──────── PROVIDED INFORMATION ────────
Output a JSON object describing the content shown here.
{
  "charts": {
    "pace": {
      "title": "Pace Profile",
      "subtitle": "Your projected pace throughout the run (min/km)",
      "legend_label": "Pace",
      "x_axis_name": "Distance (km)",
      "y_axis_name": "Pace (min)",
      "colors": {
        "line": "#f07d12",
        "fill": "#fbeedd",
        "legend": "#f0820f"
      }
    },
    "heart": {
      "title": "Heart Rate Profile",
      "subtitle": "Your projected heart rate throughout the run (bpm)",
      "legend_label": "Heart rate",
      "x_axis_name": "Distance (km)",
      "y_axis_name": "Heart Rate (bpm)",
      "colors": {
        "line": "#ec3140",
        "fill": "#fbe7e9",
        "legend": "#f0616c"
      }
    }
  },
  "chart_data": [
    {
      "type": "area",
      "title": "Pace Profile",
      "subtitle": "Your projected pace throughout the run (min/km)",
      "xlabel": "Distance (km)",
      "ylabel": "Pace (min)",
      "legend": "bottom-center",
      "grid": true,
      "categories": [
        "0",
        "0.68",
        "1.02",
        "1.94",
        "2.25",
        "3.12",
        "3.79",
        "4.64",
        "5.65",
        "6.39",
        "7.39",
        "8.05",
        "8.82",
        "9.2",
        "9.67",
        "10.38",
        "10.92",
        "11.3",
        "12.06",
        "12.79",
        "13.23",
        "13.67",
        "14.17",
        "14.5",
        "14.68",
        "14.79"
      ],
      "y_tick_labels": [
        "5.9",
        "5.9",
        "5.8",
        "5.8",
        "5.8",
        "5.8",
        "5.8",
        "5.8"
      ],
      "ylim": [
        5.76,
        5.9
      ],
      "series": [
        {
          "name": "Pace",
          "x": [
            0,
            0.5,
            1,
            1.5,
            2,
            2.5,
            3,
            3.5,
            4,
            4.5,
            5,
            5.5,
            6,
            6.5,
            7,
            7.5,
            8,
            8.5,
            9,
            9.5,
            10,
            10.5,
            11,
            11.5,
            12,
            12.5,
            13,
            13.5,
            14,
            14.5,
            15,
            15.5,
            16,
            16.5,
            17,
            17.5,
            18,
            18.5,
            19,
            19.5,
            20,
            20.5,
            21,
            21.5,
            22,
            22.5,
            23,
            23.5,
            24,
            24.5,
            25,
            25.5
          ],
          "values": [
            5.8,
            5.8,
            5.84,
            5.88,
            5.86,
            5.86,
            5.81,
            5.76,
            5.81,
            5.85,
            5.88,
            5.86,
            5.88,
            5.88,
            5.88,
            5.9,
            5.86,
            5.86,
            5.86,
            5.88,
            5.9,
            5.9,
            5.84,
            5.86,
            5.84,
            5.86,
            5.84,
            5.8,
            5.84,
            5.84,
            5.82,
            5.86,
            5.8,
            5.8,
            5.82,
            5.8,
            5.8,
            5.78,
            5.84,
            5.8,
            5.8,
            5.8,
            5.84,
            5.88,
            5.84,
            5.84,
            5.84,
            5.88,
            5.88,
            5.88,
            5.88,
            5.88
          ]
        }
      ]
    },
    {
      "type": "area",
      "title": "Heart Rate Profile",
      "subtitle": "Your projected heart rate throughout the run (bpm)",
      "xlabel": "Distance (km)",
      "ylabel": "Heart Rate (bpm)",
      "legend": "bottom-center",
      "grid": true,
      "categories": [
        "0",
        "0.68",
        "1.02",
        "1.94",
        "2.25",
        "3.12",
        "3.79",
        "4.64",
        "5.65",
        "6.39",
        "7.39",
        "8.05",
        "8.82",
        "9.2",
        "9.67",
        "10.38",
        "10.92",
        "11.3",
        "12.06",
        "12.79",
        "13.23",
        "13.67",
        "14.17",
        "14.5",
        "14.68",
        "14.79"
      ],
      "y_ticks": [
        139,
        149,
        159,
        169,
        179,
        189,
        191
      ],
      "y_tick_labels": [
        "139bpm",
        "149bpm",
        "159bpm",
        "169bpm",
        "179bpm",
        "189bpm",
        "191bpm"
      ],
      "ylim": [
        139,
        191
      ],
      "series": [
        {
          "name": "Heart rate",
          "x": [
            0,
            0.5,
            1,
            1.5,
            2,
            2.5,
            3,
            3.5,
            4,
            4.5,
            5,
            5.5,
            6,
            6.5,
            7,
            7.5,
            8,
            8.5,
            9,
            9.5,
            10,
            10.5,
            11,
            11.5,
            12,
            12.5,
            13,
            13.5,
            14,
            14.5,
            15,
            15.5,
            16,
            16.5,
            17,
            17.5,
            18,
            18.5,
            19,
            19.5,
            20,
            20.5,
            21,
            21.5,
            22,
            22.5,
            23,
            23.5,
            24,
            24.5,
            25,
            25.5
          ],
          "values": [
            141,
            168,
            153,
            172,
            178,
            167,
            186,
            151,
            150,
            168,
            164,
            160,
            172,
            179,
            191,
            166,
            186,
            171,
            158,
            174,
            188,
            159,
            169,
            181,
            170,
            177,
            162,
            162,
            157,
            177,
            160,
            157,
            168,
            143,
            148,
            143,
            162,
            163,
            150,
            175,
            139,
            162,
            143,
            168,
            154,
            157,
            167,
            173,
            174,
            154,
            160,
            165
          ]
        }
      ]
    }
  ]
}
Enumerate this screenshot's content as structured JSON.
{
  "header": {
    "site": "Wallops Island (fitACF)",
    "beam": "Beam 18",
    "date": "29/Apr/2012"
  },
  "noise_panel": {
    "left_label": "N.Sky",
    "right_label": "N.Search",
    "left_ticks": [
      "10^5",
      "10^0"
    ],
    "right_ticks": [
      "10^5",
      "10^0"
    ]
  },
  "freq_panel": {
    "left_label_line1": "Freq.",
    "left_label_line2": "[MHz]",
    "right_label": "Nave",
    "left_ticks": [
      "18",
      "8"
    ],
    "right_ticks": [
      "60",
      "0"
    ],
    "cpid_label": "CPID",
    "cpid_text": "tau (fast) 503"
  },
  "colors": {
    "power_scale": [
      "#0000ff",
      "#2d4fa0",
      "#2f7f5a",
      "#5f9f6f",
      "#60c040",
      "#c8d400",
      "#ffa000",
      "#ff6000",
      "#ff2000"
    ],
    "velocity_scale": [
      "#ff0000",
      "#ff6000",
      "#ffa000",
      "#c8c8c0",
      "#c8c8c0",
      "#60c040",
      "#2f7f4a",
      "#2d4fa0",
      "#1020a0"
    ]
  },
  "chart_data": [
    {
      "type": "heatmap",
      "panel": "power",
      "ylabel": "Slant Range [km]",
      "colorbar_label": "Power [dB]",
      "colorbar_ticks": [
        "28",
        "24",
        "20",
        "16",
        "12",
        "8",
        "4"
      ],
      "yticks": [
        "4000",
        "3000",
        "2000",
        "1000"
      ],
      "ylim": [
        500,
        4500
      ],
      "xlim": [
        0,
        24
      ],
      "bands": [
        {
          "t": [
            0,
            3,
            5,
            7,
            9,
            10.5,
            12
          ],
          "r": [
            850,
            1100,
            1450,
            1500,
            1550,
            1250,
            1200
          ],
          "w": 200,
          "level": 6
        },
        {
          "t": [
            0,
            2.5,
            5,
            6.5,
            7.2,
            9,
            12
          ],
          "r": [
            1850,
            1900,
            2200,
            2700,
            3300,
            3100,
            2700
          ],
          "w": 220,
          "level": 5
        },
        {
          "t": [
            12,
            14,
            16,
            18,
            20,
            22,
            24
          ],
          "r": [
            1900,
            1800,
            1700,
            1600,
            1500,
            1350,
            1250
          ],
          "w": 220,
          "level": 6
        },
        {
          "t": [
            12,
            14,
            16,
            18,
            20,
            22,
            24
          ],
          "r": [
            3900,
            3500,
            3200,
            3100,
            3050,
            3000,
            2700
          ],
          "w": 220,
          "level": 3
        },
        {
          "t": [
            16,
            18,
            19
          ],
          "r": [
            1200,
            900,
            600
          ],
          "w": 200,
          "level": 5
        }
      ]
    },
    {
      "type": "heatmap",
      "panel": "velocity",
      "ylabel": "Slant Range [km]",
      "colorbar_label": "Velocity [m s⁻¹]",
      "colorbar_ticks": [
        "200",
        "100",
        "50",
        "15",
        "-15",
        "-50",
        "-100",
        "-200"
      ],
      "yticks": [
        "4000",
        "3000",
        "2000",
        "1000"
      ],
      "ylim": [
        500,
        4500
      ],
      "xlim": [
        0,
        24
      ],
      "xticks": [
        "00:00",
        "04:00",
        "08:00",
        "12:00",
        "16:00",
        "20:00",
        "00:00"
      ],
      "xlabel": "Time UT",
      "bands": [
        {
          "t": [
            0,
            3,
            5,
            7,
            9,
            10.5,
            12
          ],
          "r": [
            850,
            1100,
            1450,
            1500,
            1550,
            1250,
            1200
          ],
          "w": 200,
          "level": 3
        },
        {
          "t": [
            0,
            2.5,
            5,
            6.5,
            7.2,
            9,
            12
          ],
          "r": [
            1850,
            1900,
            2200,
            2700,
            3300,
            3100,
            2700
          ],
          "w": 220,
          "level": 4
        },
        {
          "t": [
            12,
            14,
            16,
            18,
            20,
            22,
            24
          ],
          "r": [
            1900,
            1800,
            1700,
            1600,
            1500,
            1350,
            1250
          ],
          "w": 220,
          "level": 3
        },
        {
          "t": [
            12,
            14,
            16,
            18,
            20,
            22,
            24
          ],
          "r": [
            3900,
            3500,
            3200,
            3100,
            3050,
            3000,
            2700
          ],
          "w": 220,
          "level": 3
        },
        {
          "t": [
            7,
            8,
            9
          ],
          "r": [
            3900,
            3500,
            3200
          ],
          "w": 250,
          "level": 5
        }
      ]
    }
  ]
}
────────
• **TASK REQUIREMENTS**
Give only the number of lines in the entries above that hold the string "JSON".

• **FINISHED ANSWER**
2